* Given task: Extract every line where the string "Female" appears.

* Provided records:
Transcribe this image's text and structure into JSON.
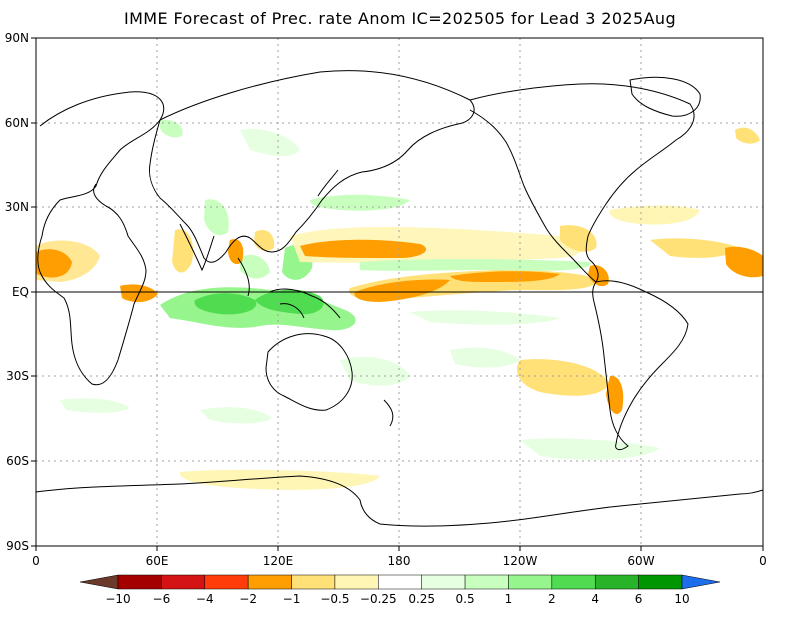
{
  "title": "IMME Forecast of Prec. rate Anom IC=202505 for Lead 3 2025Aug",
  "lat_labels": [
    "90N",
    "60N",
    "30N",
    "EQ",
    "30S",
    "60S",
    "90S"
  ],
  "lon_labels": [
    "0",
    "60E",
    "120E",
    "180",
    "120W",
    "60W",
    "0"
  ],
  "colorbar": {
    "labels": [
      "-10",
      "-6",
      "-4",
      "-2",
      "-1",
      "-0.5",
      "-0.25",
      "0.25",
      "0.5",
      "1",
      "2",
      "4",
      "6",
      "10"
    ],
    "colors": [
      "#6b3a2a",
      "#a50000",
      "#d41414",
      "#ff3c0a",
      "#ff9e00",
      "#ffe178",
      "#fff5b4",
      "#ffffff",
      "#e6ffe1",
      "#c8ffbe",
      "#96f58c",
      "#50dc50",
      "#28b428",
      "#009600",
      "#1e6eeb"
    ]
  }
}
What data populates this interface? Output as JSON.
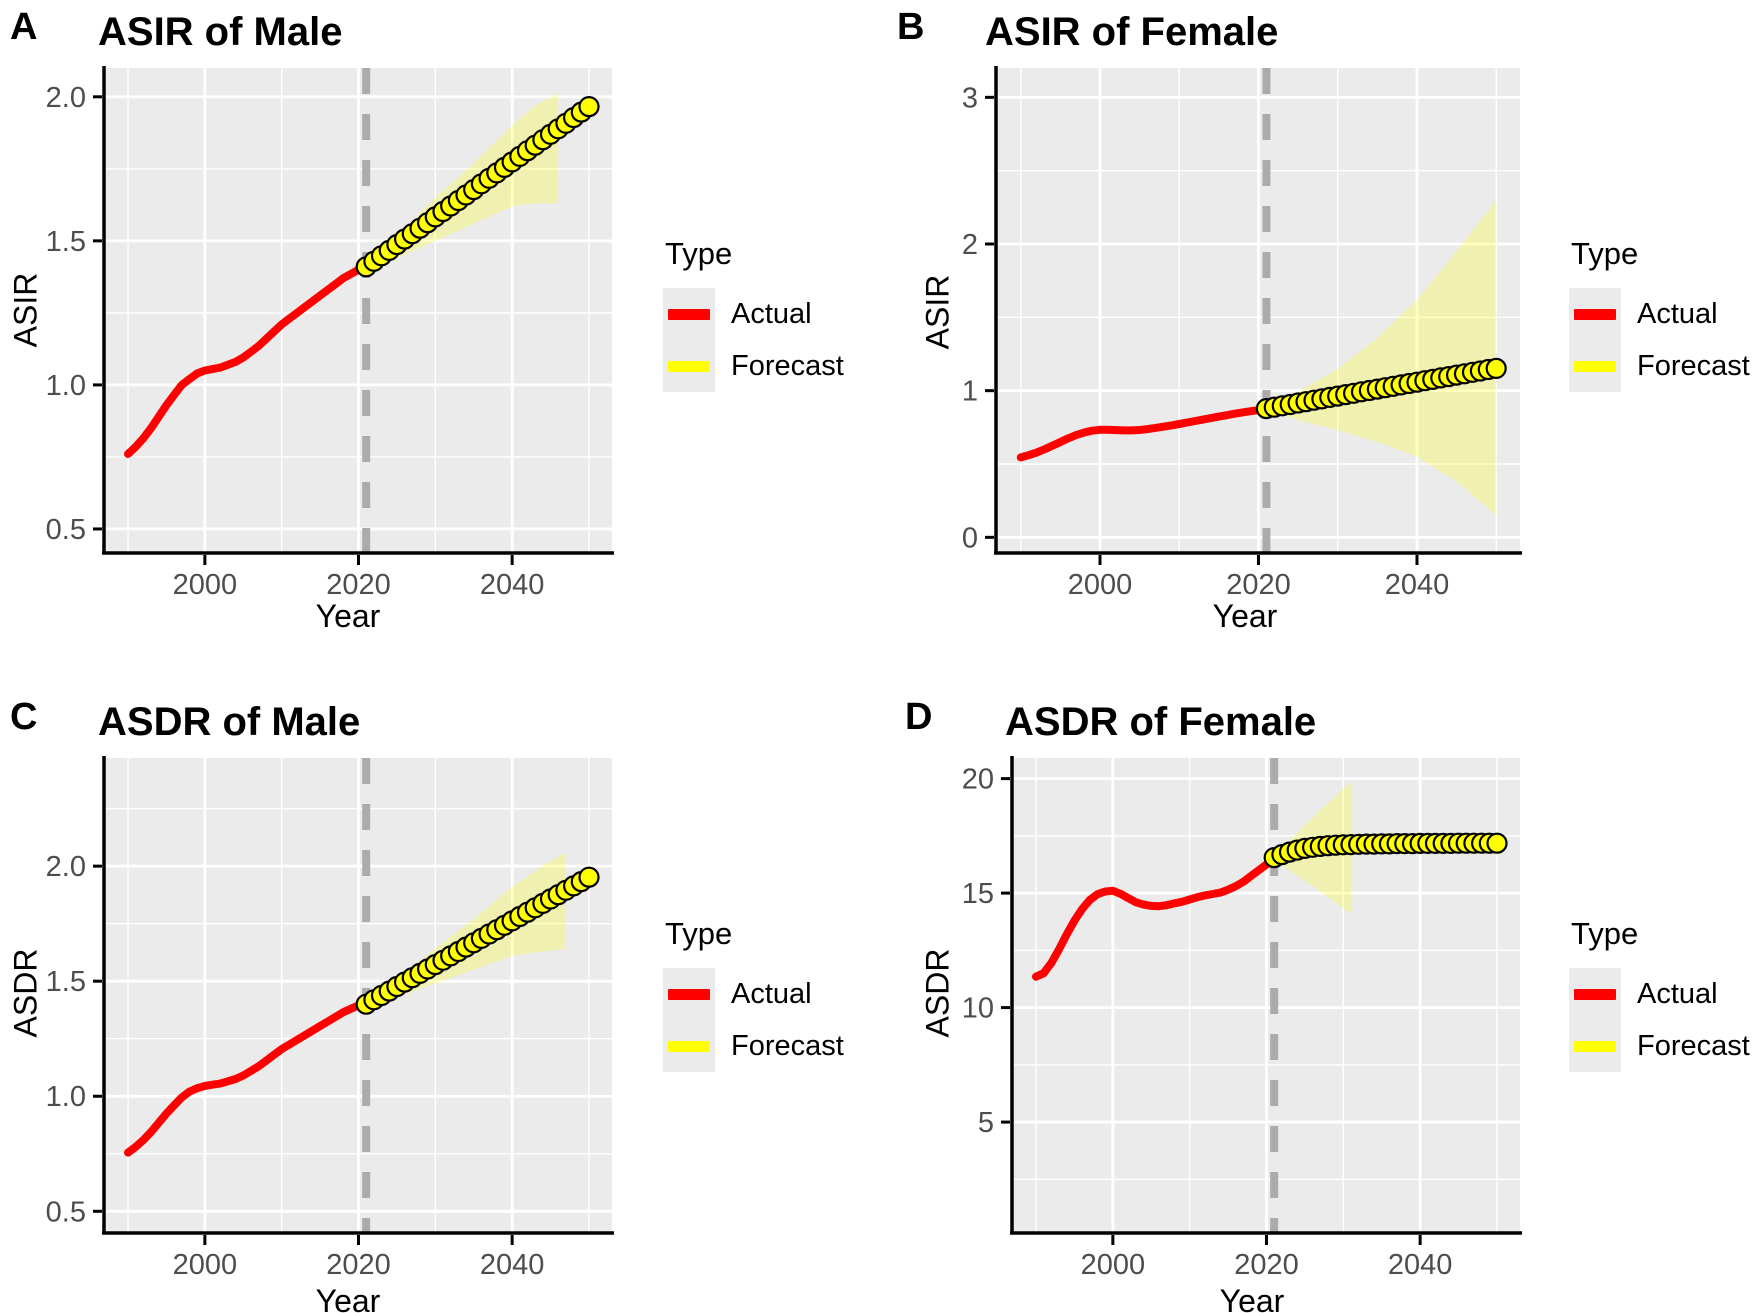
{
  "colors": {
    "panel_bg": "#ebebeb",
    "grid": "#ffffff",
    "axis": "#000000",
    "tick_text": "#4d4d4d",
    "vline": "#ababab",
    "actual": "#ff0000",
    "forecast_fill": "#ffff00",
    "forecast_stroke": "#000000",
    "band_fill": "rgba(255,255,0,0.25)"
  },
  "chart_data": [
    {
      "type": "line",
      "panel": "A",
      "title": "ASIR of Male",
      "xlabel": "Year",
      "ylabel": "ASIR",
      "xlim": [
        1987,
        2053
      ],
      "ylim": [
        0.42,
        2.1
      ],
      "x_ticks": [
        2000,
        2020,
        2040
      ],
      "x_tick_labels": [
        "2000",
        "2020",
        "2040"
      ],
      "x_minor": [
        1990,
        2010,
        2030,
        2050
      ],
      "y_ticks": [
        0.5,
        1.0,
        1.5,
        2.0
      ],
      "y_tick_labels": [
        "0.5",
        "1.0",
        "1.5",
        "2.0"
      ],
      "y_minor": [
        0.75,
        1.25,
        1.75
      ],
      "grid": true,
      "legend_position": "right",
      "vline_x": 2021,
      "legend": {
        "title": "Type",
        "items": [
          {
            "label": "Actual",
            "color": "#ff0000"
          },
          {
            "label": "Forecast",
            "color": "#ffff00"
          }
        ]
      },
      "band": {
        "x": [
          2021,
          2025,
          2030,
          2035,
          2040,
          2043,
          2046
        ],
        "upper": [
          1.43,
          1.52,
          1.65,
          1.77,
          1.9,
          1.97,
          2.01
        ],
        "lower": [
          1.39,
          1.44,
          1.5,
          1.56,
          1.62,
          1.63,
          1.63
        ]
      },
      "series": [
        {
          "name": "Actual",
          "kind": "line",
          "x": [
            1990,
            1991,
            1992,
            1993,
            1994,
            1995,
            1996,
            1997,
            1998,
            1999,
            2000,
            2001,
            2002,
            2003,
            2004,
            2005,
            2006,
            2007,
            2008,
            2009,
            2010,
            2011,
            2012,
            2013,
            2014,
            2015,
            2016,
            2017,
            2018,
            2019,
            2020,
            2021
          ],
          "y": [
            0.76,
            0.785,
            0.815,
            0.85,
            0.89,
            0.93,
            0.965,
            1.0,
            1.02,
            1.04,
            1.05,
            1.055,
            1.06,
            1.07,
            1.08,
            1.095,
            1.115,
            1.135,
            1.16,
            1.185,
            1.21,
            1.23,
            1.25,
            1.27,
            1.29,
            1.31,
            1.33,
            1.35,
            1.37,
            1.385,
            1.4,
            1.41
          ]
        },
        {
          "name": "Forecast",
          "kind": "points",
          "x": [
            2021,
            2022,
            2023,
            2024,
            2025,
            2026,
            2027,
            2028,
            2029,
            2030,
            2031,
            2032,
            2033,
            2034,
            2035,
            2036,
            2037,
            2038,
            2039,
            2040,
            2041,
            2042,
            2043,
            2044,
            2045,
            2046,
            2047,
            2048,
            2049,
            2050
          ],
          "y": [
            1.41,
            1.429,
            1.448,
            1.467,
            1.487,
            1.506,
            1.525,
            1.544,
            1.563,
            1.583,
            1.602,
            1.621,
            1.64,
            1.659,
            1.678,
            1.698,
            1.717,
            1.736,
            1.755,
            1.774,
            1.793,
            1.813,
            1.832,
            1.851,
            1.87,
            1.889,
            1.908,
            1.928,
            1.947,
            1.966
          ]
        }
      ]
    },
    {
      "type": "line",
      "panel": "B",
      "title": "ASIR of Female",
      "xlabel": "Year",
      "ylabel": "ASIR",
      "xlim": [
        1987,
        2053
      ],
      "ylim": [
        -0.1,
        3.2
      ],
      "x_ticks": [
        2000,
        2020,
        2040
      ],
      "x_tick_labels": [
        "2000",
        "2020",
        "2040"
      ],
      "x_minor": [
        1990,
        2010,
        2030,
        2050
      ],
      "y_ticks": [
        0,
        1,
        2,
        3
      ],
      "y_tick_labels": [
        "0",
        "1",
        "2",
        "3"
      ],
      "y_minor": [
        0.5,
        1.5,
        2.5
      ],
      "grid": true,
      "legend_position": "right",
      "vline_x": 2021,
      "legend": {
        "title": "Type",
        "items": [
          {
            "label": "Actual",
            "color": "#ff0000"
          },
          {
            "label": "Forecast",
            "color": "#ffff00"
          }
        ]
      },
      "band": {
        "x": [
          2021,
          2025,
          2030,
          2035,
          2040,
          2045,
          2050
        ],
        "upper": [
          0.89,
          0.99,
          1.15,
          1.36,
          1.62,
          1.95,
          2.3
        ],
        "lower": [
          0.867,
          0.8,
          0.73,
          0.65,
          0.55,
          0.38,
          0.15
        ]
      },
      "series": [
        {
          "name": "Actual",
          "kind": "line",
          "x": [
            1990,
            1991,
            1992,
            1993,
            1994,
            1995,
            1996,
            1997,
            1998,
            1999,
            2000,
            2001,
            2002,
            2003,
            2004,
            2005,
            2006,
            2007,
            2008,
            2009,
            2010,
            2011,
            2012,
            2013,
            2014,
            2015,
            2016,
            2017,
            2018,
            2019,
            2020,
            2021
          ],
          "y": [
            0.545,
            0.56,
            0.578,
            0.6,
            0.625,
            0.65,
            0.675,
            0.697,
            0.715,
            0.727,
            0.733,
            0.734,
            0.731,
            0.729,
            0.729,
            0.732,
            0.738,
            0.746,
            0.754,
            0.763,
            0.773,
            0.783,
            0.793,
            0.803,
            0.813,
            0.823,
            0.833,
            0.843,
            0.852,
            0.86,
            0.867,
            0.872
          ]
        },
        {
          "name": "Forecast",
          "kind": "points",
          "x": [
            2021,
            2022,
            2023,
            2024,
            2025,
            2026,
            2027,
            2028,
            2029,
            2030,
            2031,
            2032,
            2033,
            2034,
            2035,
            2036,
            2037,
            2038,
            2039,
            2040,
            2041,
            2042,
            2043,
            2044,
            2045,
            2046,
            2047,
            2048,
            2049,
            2050
          ],
          "y": [
            0.878,
            0.887,
            0.897,
            0.906,
            0.916,
            0.925,
            0.935,
            0.944,
            0.954,
            0.963,
            0.973,
            0.982,
            0.992,
            1.001,
            1.011,
            1.02,
            1.03,
            1.039,
            1.049,
            1.058,
            1.068,
            1.077,
            1.087,
            1.096,
            1.106,
            1.115,
            1.125,
            1.134,
            1.144,
            1.152
          ]
        }
      ]
    },
    {
      "type": "line",
      "panel": "C",
      "title": "ASDR of Male",
      "xlabel": "Year",
      "ylabel": "ASDR",
      "xlim": [
        1987,
        2053
      ],
      "ylim": [
        0.41,
        2.47
      ],
      "x_ticks": [
        2000,
        2020,
        2040
      ],
      "x_tick_labels": [
        "2000",
        "2020",
        "2040"
      ],
      "x_minor": [
        1990,
        2010,
        2030,
        2050
      ],
      "y_ticks": [
        0.5,
        1.0,
        1.5,
        2.0
      ],
      "y_tick_labels": [
        "0.5",
        "1.0",
        "1.5",
        "2.0"
      ],
      "y_minor": [
        0.75,
        1.25,
        1.75,
        2.25
      ],
      "grid": true,
      "legend_position": "right",
      "vline_x": 2021,
      "legend": {
        "title": "Type",
        "items": [
          {
            "label": "Actual",
            "color": "#ff0000"
          },
          {
            "label": "Forecast",
            "color": "#ffff00"
          }
        ]
      },
      "band": {
        "x": [
          2021,
          2025,
          2030,
          2035,
          2040,
          2044,
          2047
        ],
        "upper": [
          1.42,
          1.51,
          1.64,
          1.77,
          1.91,
          2.0,
          2.06
        ],
        "lower": [
          1.38,
          1.43,
          1.49,
          1.55,
          1.61,
          1.63,
          1.64
        ]
      },
      "series": [
        {
          "name": "Actual",
          "kind": "line",
          "x": [
            1990,
            1991,
            1992,
            1993,
            1994,
            1995,
            1996,
            1997,
            1998,
            1999,
            2000,
            2001,
            2002,
            2003,
            2004,
            2005,
            2006,
            2007,
            2008,
            2009,
            2010,
            2011,
            2012,
            2013,
            2014,
            2015,
            2016,
            2017,
            2018,
            2019,
            2020,
            2021
          ],
          "y": [
            0.755,
            0.78,
            0.81,
            0.845,
            0.885,
            0.925,
            0.96,
            0.995,
            1.02,
            1.035,
            1.045,
            1.05,
            1.055,
            1.065,
            1.075,
            1.09,
            1.11,
            1.13,
            1.155,
            1.18,
            1.205,
            1.225,
            1.245,
            1.265,
            1.285,
            1.305,
            1.325,
            1.345,
            1.365,
            1.38,
            1.395,
            1.405
          ]
        },
        {
          "name": "Forecast",
          "kind": "points",
          "x": [
            2021,
            2022,
            2023,
            2024,
            2025,
            2026,
            2027,
            2028,
            2029,
            2030,
            2031,
            2032,
            2033,
            2034,
            2035,
            2036,
            2037,
            2038,
            2039,
            2040,
            2041,
            2042,
            2043,
            2044,
            2045,
            2046,
            2047,
            2048,
            2049,
            2050
          ],
          "y": [
            1.4,
            1.419,
            1.438,
            1.457,
            1.477,
            1.496,
            1.515,
            1.534,
            1.553,
            1.572,
            1.591,
            1.61,
            1.629,
            1.648,
            1.667,
            1.686,
            1.705,
            1.724,
            1.743,
            1.762,
            1.781,
            1.8,
            1.819,
            1.838,
            1.857,
            1.876,
            1.895,
            1.914,
            1.933,
            1.952
          ]
        }
      ]
    },
    {
      "type": "line",
      "panel": "D",
      "title": "ASDR of Female",
      "xlabel": "Year",
      "ylabel": "ASDR",
      "xlim": [
        1987,
        2053
      ],
      "ylim": [
        0.2,
        20.9
      ],
      "x_ticks": [
        2000,
        2020,
        2040
      ],
      "x_tick_labels": [
        "2000",
        "2020",
        "2040"
      ],
      "x_minor": [
        1990,
        2010,
        2030,
        2050
      ],
      "y_ticks": [
        5,
        10,
        15,
        20
      ],
      "y_tick_labels": [
        "5",
        "10",
        "15",
        "20"
      ],
      "y_minor": [
        2.5,
        7.5,
        12.5,
        17.5
      ],
      "grid": true,
      "legend_position": "right",
      "vline_x": 2021,
      "legend": {
        "title": "Type",
        "items": [
          {
            "label": "Actual",
            "color": "#ff0000"
          },
          {
            "label": "Forecast",
            "color": "#ffff00"
          }
        ]
      },
      "band": {
        "x": [
          2021,
          2026,
          2031
        ],
        "upper": [
          16.6,
          18.3,
          19.85
        ],
        "lower": [
          16.45,
          15.3,
          14.1
        ]
      },
      "series": [
        {
          "name": "Actual",
          "kind": "line",
          "x": [
            1990,
            1991,
            1992,
            1993,
            1994,
            1995,
            1996,
            1997,
            1998,
            1999,
            2000,
            2001,
            2002,
            2003,
            2004,
            2005,
            2006,
            2007,
            2008,
            2009,
            2010,
            2011,
            2012,
            2013,
            2014,
            2015,
            2016,
            2017,
            2018,
            2019,
            2020,
            2021
          ],
          "y": [
            11.35,
            11.5,
            11.95,
            12.55,
            13.2,
            13.8,
            14.3,
            14.7,
            14.95,
            15.07,
            15.1,
            14.97,
            14.78,
            14.6,
            14.5,
            14.44,
            14.43,
            14.47,
            14.55,
            14.62,
            14.72,
            14.82,
            14.9,
            14.96,
            15.02,
            15.15,
            15.3,
            15.5,
            15.75,
            16.0,
            16.25,
            16.42
          ]
        },
        {
          "name": "Forecast",
          "kind": "points",
          "x": [
            2021,
            2022,
            2023,
            2024,
            2025,
            2026,
            2027,
            2028,
            2029,
            2030,
            2031,
            2032,
            2033,
            2034,
            2035,
            2036,
            2037,
            2038,
            2039,
            2040,
            2041,
            2042,
            2043,
            2044,
            2045,
            2046,
            2047,
            2048,
            2049,
            2050
          ],
          "y": [
            16.55,
            16.68,
            16.79,
            16.88,
            16.95,
            17.0,
            17.04,
            17.07,
            17.09,
            17.11,
            17.12,
            17.13,
            17.14,
            17.14,
            17.15,
            17.15,
            17.16,
            17.16,
            17.16,
            17.17,
            17.17,
            17.17,
            17.17,
            17.17,
            17.18,
            17.18,
            17.18,
            17.18,
            17.18,
            17.18
          ]
        }
      ]
    }
  ]
}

* The answer:
      "title": "ASIR of Female",
      "title": "ASDR of Female",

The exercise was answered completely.